- **Stated exercise**: Search the material for "JSON" and show all lines that contain it.

- **Stored rows**:
------------------------------------------------

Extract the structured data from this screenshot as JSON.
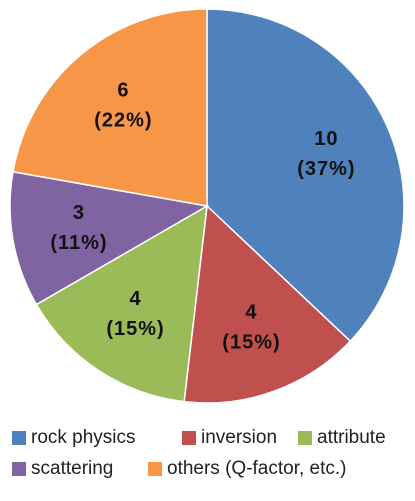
{
  "chart_data": {
    "type": "pie",
    "categories": [
      "rock physics",
      "inversion",
      "attribute",
      "scattering",
      "others (Q-factor, etc.)"
    ],
    "values": [
      10,
      4,
      4,
      3,
      6
    ],
    "percent_labels": [
      "(37%)",
      "(15%)",
      "(15%)",
      "(11%)",
      "(22%)"
    ],
    "colors": [
      "#4f81bd",
      "#c0504d",
      "#9bbb59",
      "#8064a2",
      "#f79646"
    ]
  }
}
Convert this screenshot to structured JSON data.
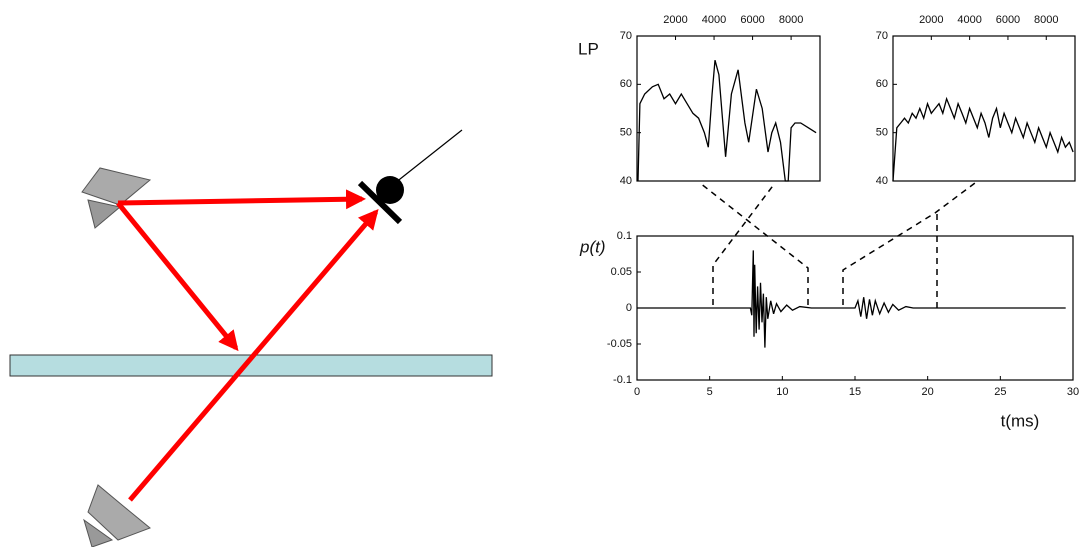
{
  "chart_data": [
    {
      "type": "line",
      "y_label": "LP",
      "color": "#000000",
      "x": [
        50,
        150,
        400,
        800,
        1100,
        1400,
        1700,
        2000,
        2300,
        2600,
        2900,
        3200,
        3500,
        3700,
        3900,
        4050,
        4250,
        4600,
        4900,
        5250,
        5600,
        5800,
        6200,
        6500,
        6800,
        7000,
        7200,
        7450,
        7700,
        7850,
        8000,
        8200,
        8500,
        8900,
        9300
      ],
      "values": [
        40,
        56,
        58,
        59.5,
        60,
        57,
        58,
        56,
        58,
        56,
        54,
        53,
        50,
        47,
        58,
        65,
        62,
        45,
        58,
        63,
        52,
        48,
        59,
        55,
        46,
        50,
        52,
        48,
        40,
        40,
        51,
        52,
        52,
        51,
        50
      ],
      "xlim": [
        0,
        9500
      ],
      "xticks": [
        2000,
        4000,
        6000,
        8000
      ],
      "ylim": [
        40,
        70
      ],
      "yticks": [
        40,
        50,
        60,
        70
      ]
    },
    {
      "type": "line",
      "color": "#000000",
      "x": [
        0,
        200,
        400,
        600,
        800,
        1000,
        1200,
        1400,
        1600,
        1800,
        2000,
        2200,
        2400,
        2600,
        2800,
        3000,
        3200,
        3400,
        3600,
        3800,
        4000,
        4200,
        4400,
        4600,
        4800,
        5000,
        5200,
        5400,
        5600,
        5800,
        6000,
        6200,
        6400,
        6600,
        6800,
        7000,
        7200,
        7400,
        7600,
        7800,
        8000,
        8200,
        8400,
        8600,
        8800,
        9000,
        9200,
        9400
      ],
      "values": [
        40,
        51,
        52,
        53,
        52,
        54,
        53,
        55,
        53,
        56,
        54,
        55,
        56,
        54,
        57,
        55,
        53,
        56,
        54,
        52,
        55,
        53,
        51,
        54,
        52,
        49,
        53,
        55,
        51,
        54,
        52,
        50,
        53,
        51,
        49,
        52,
        50,
        48,
        51,
        49,
        47,
        50,
        48,
        46,
        49,
        47,
        48,
        46
      ],
      "xlim": [
        0,
        9500
      ],
      "xticks": [
        2000,
        4000,
        6000,
        8000
      ],
      "ylim": [
        40,
        70
      ],
      "yticks": [
        40,
        50,
        60,
        70
      ]
    },
    {
      "type": "line",
      "y_label": "p(t)",
      "x_label": "t(ms)",
      "color": "#000000",
      "x": [
        0,
        7.8,
        7.9,
        8.0,
        8.05,
        8.1,
        8.2,
        8.3,
        8.4,
        8.5,
        8.6,
        8.7,
        8.8,
        8.9,
        9.0,
        9.2,
        9.4,
        9.6,
        9.9,
        10.3,
        10.7,
        11.2,
        12,
        15,
        15.2,
        15.4,
        15.6,
        15.8,
        16,
        16.2,
        16.4,
        16.7,
        17,
        17.3,
        17.6,
        18,
        18.5,
        19,
        29.5
      ],
      "values": [
        0,
        0,
        -0.01,
        0.08,
        -0.04,
        0.06,
        -0.035,
        0.03,
        -0.03,
        0.035,
        -0.02,
        0.02,
        -0.055,
        0.015,
        -0.015,
        0.01,
        -0.008,
        0.006,
        -0.005,
        0.004,
        -0.003,
        0.002,
        0,
        0,
        0.01,
        -0.012,
        0.015,
        -0.015,
        0.012,
        -0.01,
        0.01,
        -0.008,
        0.007,
        -0.006,
        0.005,
        -0.003,
        0.002,
        0,
        0
      ],
      "xlim": [
        0,
        30
      ],
      "xticks": [
        0,
        5,
        10,
        15,
        20,
        25,
        30
      ],
      "ylim": [
        -0.1,
        0.1
      ],
      "yticks": [
        -0.1,
        -0.05,
        0,
        0.05,
        0.1
      ]
    }
  ]
}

------------------------------------------------

- **The solution**:
Extract the structured data from this screenshot as JSON.
Convert this screenshot to structured JSON data.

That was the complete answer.